**THE REQUEST:** Your task is to transcribe the data in full.

**EXCERPTED RECORDS:**

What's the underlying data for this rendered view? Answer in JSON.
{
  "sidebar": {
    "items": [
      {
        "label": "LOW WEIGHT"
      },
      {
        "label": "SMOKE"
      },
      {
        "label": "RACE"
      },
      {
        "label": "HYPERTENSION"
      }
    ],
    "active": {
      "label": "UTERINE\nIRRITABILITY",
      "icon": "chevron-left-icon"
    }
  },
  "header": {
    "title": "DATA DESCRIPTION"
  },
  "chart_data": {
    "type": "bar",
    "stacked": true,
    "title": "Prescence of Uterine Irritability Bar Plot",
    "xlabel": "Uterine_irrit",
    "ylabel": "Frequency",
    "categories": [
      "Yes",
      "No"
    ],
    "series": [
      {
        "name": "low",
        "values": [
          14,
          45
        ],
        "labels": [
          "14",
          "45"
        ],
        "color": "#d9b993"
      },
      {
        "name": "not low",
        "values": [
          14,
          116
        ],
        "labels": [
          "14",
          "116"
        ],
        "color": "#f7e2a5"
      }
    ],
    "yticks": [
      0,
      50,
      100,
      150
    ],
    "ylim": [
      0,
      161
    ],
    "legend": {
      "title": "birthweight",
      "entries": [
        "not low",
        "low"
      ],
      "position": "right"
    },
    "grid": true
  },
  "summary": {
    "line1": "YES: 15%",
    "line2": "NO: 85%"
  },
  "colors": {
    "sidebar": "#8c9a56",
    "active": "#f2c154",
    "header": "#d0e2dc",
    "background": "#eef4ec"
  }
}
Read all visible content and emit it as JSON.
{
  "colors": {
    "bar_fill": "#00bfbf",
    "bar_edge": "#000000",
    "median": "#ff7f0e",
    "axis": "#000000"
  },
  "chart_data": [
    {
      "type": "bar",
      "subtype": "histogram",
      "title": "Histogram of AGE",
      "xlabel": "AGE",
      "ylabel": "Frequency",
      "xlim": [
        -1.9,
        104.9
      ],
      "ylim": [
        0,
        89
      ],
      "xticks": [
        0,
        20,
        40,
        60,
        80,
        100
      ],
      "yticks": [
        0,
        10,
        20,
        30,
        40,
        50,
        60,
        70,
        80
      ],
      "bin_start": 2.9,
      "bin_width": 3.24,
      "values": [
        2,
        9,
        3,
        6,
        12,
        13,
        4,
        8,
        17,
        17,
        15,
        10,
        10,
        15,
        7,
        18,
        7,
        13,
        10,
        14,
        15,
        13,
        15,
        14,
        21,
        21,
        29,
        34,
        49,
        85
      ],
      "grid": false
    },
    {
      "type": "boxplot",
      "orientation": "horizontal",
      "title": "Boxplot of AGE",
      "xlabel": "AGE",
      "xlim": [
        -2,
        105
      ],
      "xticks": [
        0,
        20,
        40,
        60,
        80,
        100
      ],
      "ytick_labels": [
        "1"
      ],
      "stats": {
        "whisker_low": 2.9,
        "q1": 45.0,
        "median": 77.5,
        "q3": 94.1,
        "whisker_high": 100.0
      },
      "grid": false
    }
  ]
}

**RESPONSE TO THE TASK:**
What's the underlying data for this rendered view? Answer in JSON.
{
  "sidebar": {
    "items": [
      {
        "label": "LOW WEIGHT"
      },
      {
        "label": "SMOKE"
      },
      {
        "label": "RACE"
      },
      {
        "label": "HYPERTENSION"
      }
    ],
    "active": {
      "label": "UTERINE\nIRRITABILITY",
      "icon": "chevron-left-icon"
    }
  },
  "header": {
    "title": "DATA DESCRIPTION"
  },
  "chart_data": {
    "type": "bar",
    "stacked": true,
    "title": "Prescence of Uterine Irritability Bar Plot",
    "xlabel": "Uterine_irrit",
    "ylabel": "Frequency",
    "categories": [
      "Yes",
      "No"
    ],
    "series": [
      {
        "name": "low",
        "values": [
          14,
          45
        ],
        "labels": [
          "14",
          "45"
        ],
        "color": "#d9b993"
      },
      {
        "name": "not low",
        "values": [
          14,
          116
        ],
        "labels": [
          "14",
          "116"
        ],
        "color": "#f7e2a5"
      }
    ],
    "yticks": [
      0,
      50,
      100,
      150
    ],
    "ylim": [
      0,
      161
    ],
    "legend": {
      "title": "birthweight",
      "entries": [
        "not low",
        "low"
      ],
      "position": "right"
    },
    "grid": true
  },
  "summary": {
    "line1": "YES: 15%",
    "line2": "NO: 85%"
  },
  "colors": {
    "sidebar": "#8c9a56",
    "active": "#f2c154",
    "header": "#d0e2dc",
    "background": "#eef4ec"
  }
}
Read all visible content and emit it as JSON.
{
  "colors": {
    "bar_fill": "#00bfbf",
    "bar_edge": "#000000",
    "median": "#ff7f0e",
    "axis": "#000000"
  },
  "chart_data": [
    {
      "type": "bar",
      "subtype": "histogram",
      "title": "Histogram of AGE",
      "xlabel": "AGE",
      "ylabel": "Frequency",
      "xlim": [
        -1.9,
        104.9
      ],
      "ylim": [
        0,
        89
      ],
      "xticks": [
        0,
        20,
        40,
        60,
        80,
        100
      ],
      "yticks": [
        0,
        10,
        20,
        30,
        40,
        50,
        60,
        70,
        80
      ],
      "bin_start": 2.9,
      "bin_width": 3.24,
      "values": [
        2,
        9,
        3,
        6,
        12,
        13,
        4,
        8,
        17,
        17,
        15,
        10,
        10,
        15,
        7,
        18,
        7,
        13,
        10,
        14,
        15,
        13,
        15,
        14,
        21,
        21,
        29,
        34,
        49,
        85
      ],
      "grid": false
    },
    {
      "type": "boxplot",
      "orientation": "horizontal",
      "title": "Boxplot of AGE",
      "xlabel": "AGE",
      "xlim": [
        -2,
        105
      ],
      "xticks": [
        0,
        20,
        40,
        60,
        80,
        100
      ],
      "ytick_labels": [
        "1"
      ],
      "stats": {
        "whisker_low": 2.9,
        "q1": 45.0,
        "median": 77.5,
        "q3": 94.1,
        "whisker_high": 100.0
      },
      "grid": false
    }
  ]
}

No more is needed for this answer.